Records:
────────────────

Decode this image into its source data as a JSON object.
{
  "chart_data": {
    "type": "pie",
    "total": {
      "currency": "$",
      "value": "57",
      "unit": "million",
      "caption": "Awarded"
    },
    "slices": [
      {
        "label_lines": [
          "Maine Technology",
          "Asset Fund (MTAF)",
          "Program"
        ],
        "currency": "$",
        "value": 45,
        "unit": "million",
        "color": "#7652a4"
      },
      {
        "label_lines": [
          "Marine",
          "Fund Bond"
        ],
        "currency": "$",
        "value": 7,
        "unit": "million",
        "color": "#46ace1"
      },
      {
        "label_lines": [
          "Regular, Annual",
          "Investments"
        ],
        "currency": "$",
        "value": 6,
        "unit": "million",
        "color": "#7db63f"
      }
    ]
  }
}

────────────────

Prompt:
Please quote the data above in full, with no line missing.

Exercise answer:
Decode this image into its source data as a JSON object.
{
  "chart_data": {
    "type": "pie",
    "total": {
      "currency": "$",
      "value": "57",
      "unit": "million",
      "caption": "Awarded"
    },
    "slices": [
      {
        "label_lines": [
          "Maine Technology",
          "Asset Fund (MTAF)",
          "Program"
        ],
        "currency": "$",
        "value": 45,
        "unit": "million",
        "color": "#7652a4"
      },
      {
        "label_lines": [
          "Marine",
          "Fund Bond"
        ],
        "currency": "$",
        "value": 7,
        "unit": "million",
        "color": "#46ace1"
      },
      {
        "label_lines": [
          "Regular, Annual",
          "Investments"
        ],
        "currency": "$",
        "value": 6,
        "unit": "million",
        "color": "#7db63f"
      }
    ]
  }
}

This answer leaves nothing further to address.